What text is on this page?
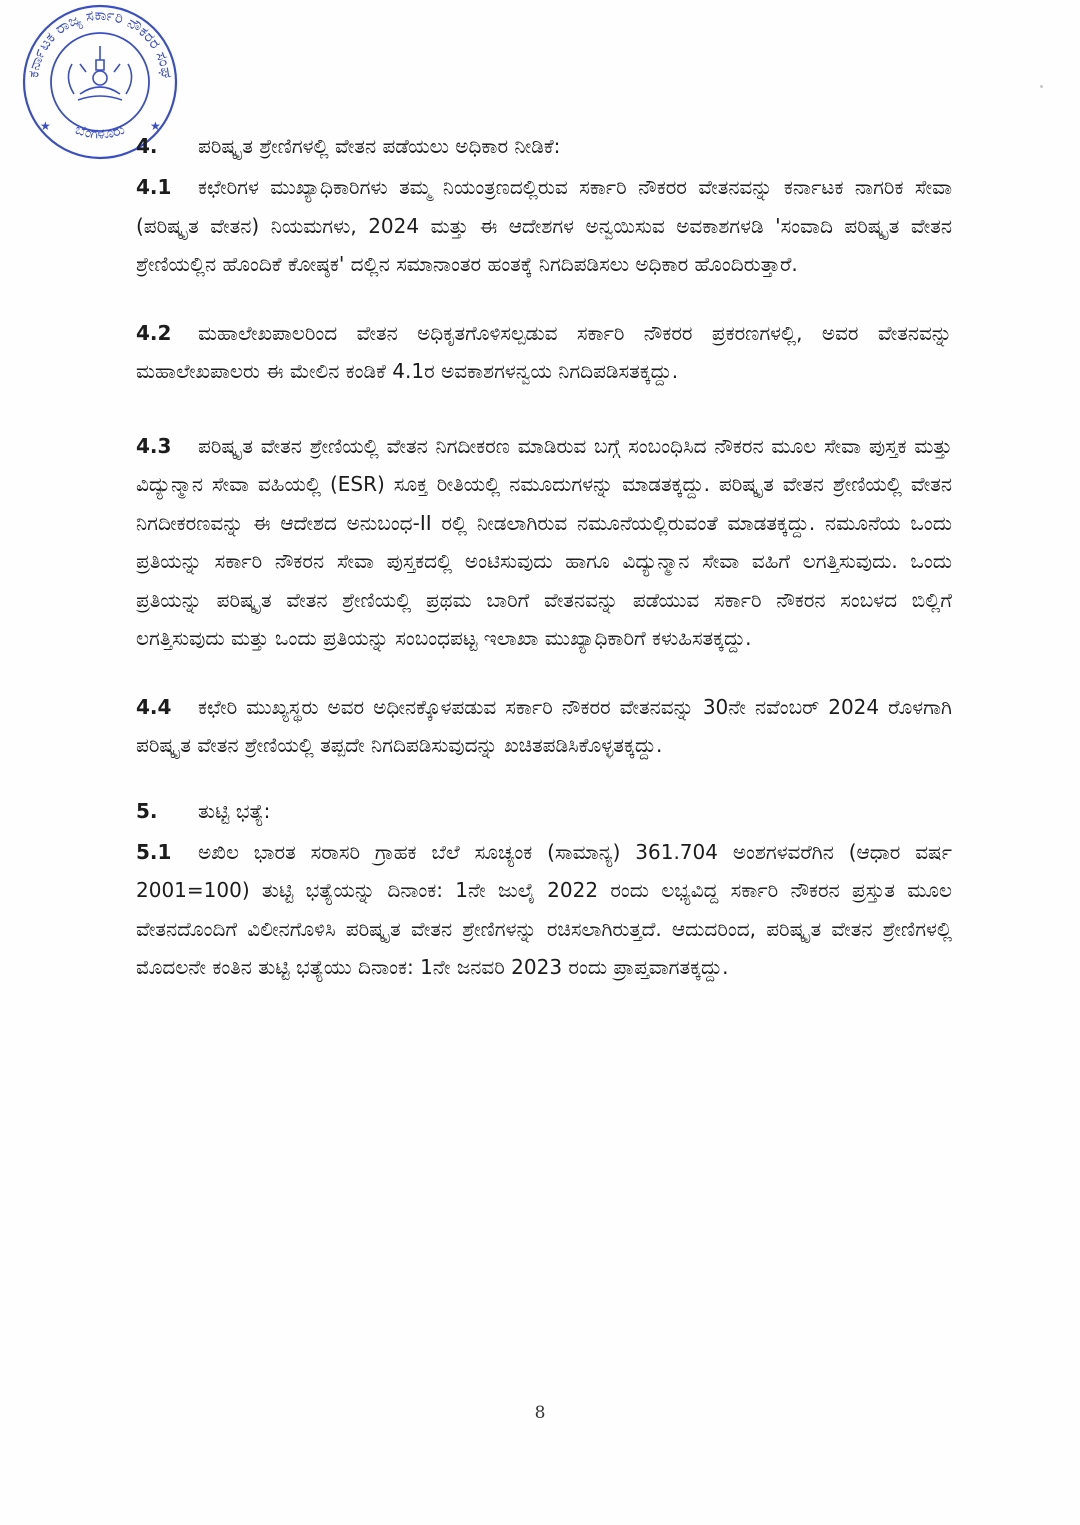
ಕರ್ನಾಟಕ ರಾಜ್ಯ ಸರ್ಕಾರಿ ನೌಕರರ ಸಂಘ
ಬೆಂಗಳೂರು
★	★
4.	ಪರಿಷ್ಕೃತ ಶ್ರೇಣಿಗಳಲ್ಲಿ ವೇತನ ಪಡೆಯಲು ಅಧಿಕಾರ ನೀಡಿಕೆ:

4.1 ಕಛೇರಿಗಳ ಮುಖ್ಯಾಧಿಕಾರಿಗಳು ತಮ್ಮ ನಿಯಂತ್ರಣದಲ್ಲಿರುವ ಸರ್ಕಾರಿ ನೌಕರರ ವೇತನವನ್ನು ಕರ್ನಾಟಕ ನಾಗರಿಕ ಸೇವಾ (ಪರಿಷ್ಕೃತ ವೇತನ) ನಿಯಮಗಳು, 2024 ಮತ್ತು ಈ ಆದೇಶಗಳ ಅನ್ವಯಿಸುವ ಅವಕಾಶಗಳಡಿ 'ಸಂವಾದಿ ಪರಿಷ್ಕೃತ ವೇತನ ಶ್ರೇಣಿಯಲ್ಲಿನ ಹೊಂದಿಕೆ ಕೋಷ್ಠಕ' ದಲ್ಲಿನ ಸಮಾನಾಂತರ ಹಂತಕ್ಕೆ ನಿಗದಿಪಡಿಸಲು ಅಧಿಕಾರ ಹೊಂದಿರುತ್ತಾರೆ.

4.2 ಮಹಾಲೇಖಪಾಲರಿಂದ ವೇತನ ಅಧಿಕೃತಗೊಳಿಸಲ್ಪಡುವ ಸರ್ಕಾರಿ ನೌಕರರ ಪ್ರಕರಣಗಳಲ್ಲಿ, ಅವರ ವೇತನವನ್ನು ಮಹಾಲೇಖಪಾಲರು ಈ ಮೇಲಿನ ಕಂಡಿಕೆ 4.1ರ ಅವಕಾಶಗಳನ್ವಯ ನಿಗದಿಪಡಿಸತಕ್ಕದ್ದು.

4.3 ಪರಿಷ್ಕೃತ ವೇತನ ಶ್ರೇಣಿಯಲ್ಲಿ ವೇತನ ನಿಗದೀಕರಣ ಮಾಡಿರುವ ಬಗ್ಗೆ ಸಂಬಂಧಿಸಿದ ನೌಕರನ ಮೂಲ ಸೇವಾ ಪುಸ್ತಕ ಮತ್ತು ವಿದ್ಯುನ್ಮಾನ ಸೇವಾ ವಹಿಯಲ್ಲಿ (ESR) ಸೂಕ್ತ ರೀತಿಯಲ್ಲಿ ನಮೂದುಗಳನ್ನು ಮಾಡತಕ್ಕದ್ದು. ಪರಿಷ್ಕೃತ ವೇತನ ಶ್ರೇಣಿಯಲ್ಲಿ ವೇತನ ನಿಗದೀಕರಣವನ್ನು ಈ ಆದೇಶದ ಅನುಬಂಧ-II ರಲ್ಲಿ ನೀಡಲಾಗಿರುವ ನಮೂನೆಯಲ್ಲಿರುವಂತೆ ಮಾಡತಕ್ಕದ್ದು. ನಮೂನೆಯ ಒಂದು ಪ್ರತಿಯನ್ನು ಸರ್ಕಾರಿ ನೌಕರನ ಸೇವಾ ಪುಸ್ತಕದಲ್ಲಿ ಅಂಟಿಸುವುದು ಹಾಗೂ ವಿದ್ಯುನ್ಮಾನ ಸೇವಾ ವಹಿಗೆ ಲಗತ್ತಿಸುವುದು. ಒಂದು ಪ್ರತಿಯನ್ನು ಪರಿಷ್ಕೃತ ವೇತನ ಶ್ರೇಣಿಯಲ್ಲಿ ಪ್ರಥಮ ಬಾರಿಗೆ ವೇತನವನ್ನು ಪಡೆಯುವ ಸರ್ಕಾರಿ ನೌಕರನ ಸಂಬಳದ ಬಿಲ್ಲಿಗೆ ಲಗತ್ತಿಸುವುದು ಮತ್ತು ಒಂದು ಪ್ರತಿಯನ್ನು ಸಂಬಂಧಪಟ್ಟ ಇಲಾಖಾ ಮುಖ್ಯಾಧಿಕಾರಿಗೆ ಕಳುಹಿಸತಕ್ಕದ್ದು.

4.4 ಕಛೇರಿ ಮುಖ್ಯಸ್ಥರು ಅವರ ಅಧೀನಕ್ಕೊಳಪಡುವ ಸರ್ಕಾರಿ ನೌಕರರ ವೇತನವನ್ನು 30ನೇ ನವೆಂಬರ್ 2024 ರೊಳಗಾಗಿ ಪರಿಷ್ಕೃತ ವೇತನ ಶ್ರೇಣಿಯಲ್ಲಿ ತಪ್ಪದೇ ನಿಗದಿಪಡಿಸುವುದನ್ನು ಖಚಿತಪಡಿಸಿಕೊಳ್ಳತಕ್ಕದ್ದು.

5.	ತುಟ್ಟಿ ಭತ್ಯೆ:

5.1 ಅಖಿಲ ಭಾರತ ಸರಾಸರಿ ಗ್ರಾಹಕ ಬೆಲೆ ಸೂಚ್ಯಂಕ (ಸಾಮಾನ್ಯ) 361.704 ಅಂಶಗಳವರೆಗಿನ (ಆಧಾರ ವರ್ಷ 2001=100) ತುಟ್ಟಿ ಭತ್ಯೆಯನ್ನು ದಿನಾಂಕ: 1ನೇ ಜುಲೈ 2022 ರಂದು ಲಭ್ಯವಿದ್ದ ಸರ್ಕಾರಿ ನೌಕರನ ಪ್ರಸ್ತುತ ಮೂಲ ವೇತನದೊಂದಿಗೆ ವಿಲೀನಗೊಳಿಸಿ ಪರಿಷ್ಕೃತ ವೇತನ ಶ್ರೇಣಿಗಳನ್ನು ರಚಿಸಲಾಗಿರುತ್ತದೆ. ಆದುದರಿಂದ, ಪರಿಷ್ಕೃತ ವೇತನ ಶ್ರೇಣಿಗಳಲ್ಲಿ ಮೊದಲನೇ ಕಂತಿನ ತುಟ್ಟಿ ಭತ್ಯೆಯು ದಿನಾಂಕ: 1ನೇ ಜನವರಿ 2023 ರಂದು ಪ್ರಾಪ್ತವಾಗತಕ್ಕದ್ದು.

8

-*-*-

WHAT IS REQUIRED >> Retype the data above exactly; pictures are not part of the copy.

COMPLETED TASK >>
What text is on this page?
ಕರ್ನಾಟಕ ರಾಜ್ಯ ಸರ್ಕಾರಿ ನೌಕರರ ಸಂಘ
ಬೆಂಗಳೂರು
★	★
4.	ಪರಿಷ್ಕೃತ ಶ್ರೇಣಿಗಳಲ್ಲಿ ವೇತನ ಪಡೆಯಲು ಅಧಿಕಾರ ನೀಡಿಕೆ:

4.1 ಕಛೇರಿಗಳ ಮುಖ್ಯಾಧಿಕಾರಿಗಳು ತಮ್ಮ ನಿಯಂತ್ರಣದಲ್ಲಿರುವ ಸರ್ಕಾರಿ ನೌಕರರ ವೇತನವನ್ನು ಕರ್ನಾಟಕ ನಾಗರಿಕ ಸೇವಾ (ಪರಿಷ್ಕೃತ ವೇತನ) ನಿಯಮಗಳು, 2024 ಮತ್ತು ಈ ಆದೇಶಗಳ ಅನ್ವಯಿಸುವ ಅವಕಾಶಗಳಡಿ 'ಸಂವಾದಿ ಪರಿಷ್ಕೃತ ವೇತನ ಶ್ರೇಣಿಯಲ್ಲಿನ ಹೊಂದಿಕೆ ಕೋಷ್ಠಕ' ದಲ್ಲಿನ ಸಮಾನಾಂತರ ಹಂತಕ್ಕೆ ನಿಗದಿಪಡಿಸಲು ಅಧಿಕಾರ ಹೊಂದಿರುತ್ತಾರೆ.

4.2 ಮಹಾಲೇಖಪಾಲರಿಂದ ವೇತನ ಅಧಿಕೃತಗೊಳಿಸಲ್ಪಡುವ ಸರ್ಕಾರಿ ನೌಕರರ ಪ್ರಕರಣಗಳಲ್ಲಿ, ಅವರ ವೇತನವನ್ನು ಮಹಾಲೇಖಪಾಲರು ಈ ಮೇಲಿನ ಕಂಡಿಕೆ 4.1ರ ಅವಕಾಶಗಳನ್ವಯ ನಿಗದಿಪಡಿಸತಕ್ಕದ್ದು.

4.3 ಪರಿಷ್ಕೃತ ವೇತನ ಶ್ರೇಣಿಯಲ್ಲಿ ವೇತನ ನಿಗದೀಕರಣ ಮಾಡಿರುವ ಬಗ್ಗೆ ಸಂಬಂಧಿಸಿದ ನೌಕರನ ಮೂಲ ಸೇವಾ ಪುಸ್ತಕ ಮತ್ತು ವಿದ್ಯುನ್ಮಾನ ಸೇವಾ ವಹಿಯಲ್ಲಿ (ESR) ಸೂಕ್ತ ರೀತಿಯಲ್ಲಿ ನಮೂದುಗಳನ್ನು ಮಾಡತಕ್ಕದ್ದು. ಪರಿಷ್ಕೃತ ವೇತನ ಶ್ರೇಣಿಯಲ್ಲಿ ವೇತನ ನಿಗದೀಕರಣವನ್ನು ಈ ಆದೇಶದ ಅನುಬಂಧ-II ರಲ್ಲಿ ನೀಡಲಾಗಿರುವ ನಮೂನೆಯಲ್ಲಿರುವಂತೆ ಮಾಡತಕ್ಕದ್ದು. ನಮೂನೆಯ ಒಂದು ಪ್ರತಿಯನ್ನು ಸರ್ಕಾರಿ ನೌಕರನ ಸೇವಾ ಪುಸ್ತಕದಲ್ಲಿ ಅಂಟಿಸುವುದು ಹಾಗೂ ವಿದ್ಯುನ್ಮಾನ ಸೇವಾ ವಹಿಗೆ ಲಗತ್ತಿಸುವುದು. ಒಂದು ಪ್ರತಿಯನ್ನು ಪರಿಷ್ಕೃತ ವೇತನ ಶ್ರೇಣಿಯಲ್ಲಿ ಪ್ರಥಮ ಬಾರಿಗೆ ವೇತನವನ್ನು ಪಡೆಯುವ ಸರ್ಕಾರಿ ನೌಕರನ ಸಂಬಳದ ಬಿಲ್ಲಿಗೆ ಲಗತ್ತಿಸುವುದು ಮತ್ತು ಒಂದು ಪ್ರತಿಯನ್ನು ಸಂಬಂಧಪಟ್ಟ ಇಲಾಖಾ ಮುಖ್ಯಾಧಿಕಾರಿಗೆ ಕಳುಹಿಸತಕ್ಕದ್ದು.

4.4 ಕಛೇರಿ ಮುಖ್ಯಸ್ಥರು ಅವರ ಅಧೀನಕ್ಕೊಳಪಡುವ ಸರ್ಕಾರಿ ನೌಕರರ ವೇತನವನ್ನು 30ನೇ ನವೆಂಬರ್ 2024 ರೊಳಗಾಗಿ ಪರಿಷ್ಕೃತ ವೇತನ ಶ್ರೇಣಿಯಲ್ಲಿ ತಪ್ಪದೇ ನಿಗದಿಪಡಿಸುವುದನ್ನು ಖಚಿತಪಡಿಸಿಕೊಳ್ಳತಕ್ಕದ್ದು.

5.	ತುಟ್ಟಿ ಭತ್ಯೆ:

5.1 ಅಖಿಲ ಭಾರತ ಸರಾಸರಿ ಗ್ರಾಹಕ ಬೆಲೆ ಸೂಚ್ಯಂಕ (ಸಾಮಾನ್ಯ) 361.704 ಅಂಶಗಳವರೆಗಿನ (ಆಧಾರ ವರ್ಷ 2001=100) ತುಟ್ಟಿ ಭತ್ಯೆಯನ್ನು ದಿನಾಂಕ: 1ನೇ ಜುಲೈ 2022 ರಂದು ಲಭ್ಯವಿದ್ದ ಸರ್ಕಾರಿ ನೌಕರನ ಪ್ರಸ್ತುತ ಮೂಲ ವೇತನದೊಂದಿಗೆ ವಿಲೀನಗೊಳಿಸಿ ಪರಿಷ್ಕೃತ ವೇತನ ಶ್ರೇಣಿಗಳನ್ನು ರಚಿಸಲಾಗಿರುತ್ತದೆ. ಆದುದರಿಂದ, ಪರಿಷ್ಕೃತ ವೇತನ ಶ್ರೇಣಿಗಳಲ್ಲಿ ಮೊದಲನೇ ಕಂತಿನ ತುಟ್ಟಿ ಭತ್ಯೆಯು ದಿನಾಂಕ: 1ನೇ ಜನವರಿ 2023 ರಂದು ಪ್ರಾಪ್ತವಾಗತಕ್ಕದ್ದು.

8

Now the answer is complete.